WHAT THE TASK ASKS: Report all lines holding "good".
━━━━
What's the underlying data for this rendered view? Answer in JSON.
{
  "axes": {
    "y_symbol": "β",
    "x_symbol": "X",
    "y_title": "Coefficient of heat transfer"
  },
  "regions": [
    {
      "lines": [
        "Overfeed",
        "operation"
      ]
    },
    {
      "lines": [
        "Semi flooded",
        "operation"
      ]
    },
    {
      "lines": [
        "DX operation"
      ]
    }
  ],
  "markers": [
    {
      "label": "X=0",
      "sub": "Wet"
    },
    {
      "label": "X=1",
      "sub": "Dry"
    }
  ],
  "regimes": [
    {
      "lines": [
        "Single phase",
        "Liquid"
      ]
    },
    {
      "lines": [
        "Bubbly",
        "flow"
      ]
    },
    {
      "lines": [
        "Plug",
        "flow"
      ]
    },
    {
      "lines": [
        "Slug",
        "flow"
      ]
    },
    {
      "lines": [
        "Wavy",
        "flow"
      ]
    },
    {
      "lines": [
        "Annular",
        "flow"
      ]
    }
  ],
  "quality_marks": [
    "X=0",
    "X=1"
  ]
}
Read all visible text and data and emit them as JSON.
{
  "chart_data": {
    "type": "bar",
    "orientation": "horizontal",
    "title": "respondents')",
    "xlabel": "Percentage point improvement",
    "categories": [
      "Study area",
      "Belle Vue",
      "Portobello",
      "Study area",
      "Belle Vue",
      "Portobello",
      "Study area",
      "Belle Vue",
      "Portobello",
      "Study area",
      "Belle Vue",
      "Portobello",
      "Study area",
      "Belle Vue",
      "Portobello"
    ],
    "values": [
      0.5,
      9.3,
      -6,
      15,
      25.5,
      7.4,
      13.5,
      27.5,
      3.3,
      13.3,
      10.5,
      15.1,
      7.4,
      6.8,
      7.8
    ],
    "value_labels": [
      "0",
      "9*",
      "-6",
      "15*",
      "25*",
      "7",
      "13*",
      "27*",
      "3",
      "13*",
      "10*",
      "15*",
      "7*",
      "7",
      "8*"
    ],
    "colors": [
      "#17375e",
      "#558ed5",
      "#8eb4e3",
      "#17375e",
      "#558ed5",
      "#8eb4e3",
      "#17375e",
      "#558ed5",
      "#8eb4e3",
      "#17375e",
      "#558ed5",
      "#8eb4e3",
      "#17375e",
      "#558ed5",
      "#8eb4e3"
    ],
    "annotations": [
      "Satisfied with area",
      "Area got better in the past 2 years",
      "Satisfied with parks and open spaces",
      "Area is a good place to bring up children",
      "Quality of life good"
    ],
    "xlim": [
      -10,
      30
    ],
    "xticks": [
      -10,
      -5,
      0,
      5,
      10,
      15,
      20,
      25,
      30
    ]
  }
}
━━━━
EXERCISE OUTPUT:
      "Area is a good place to bring up children",
      "Quality of life good"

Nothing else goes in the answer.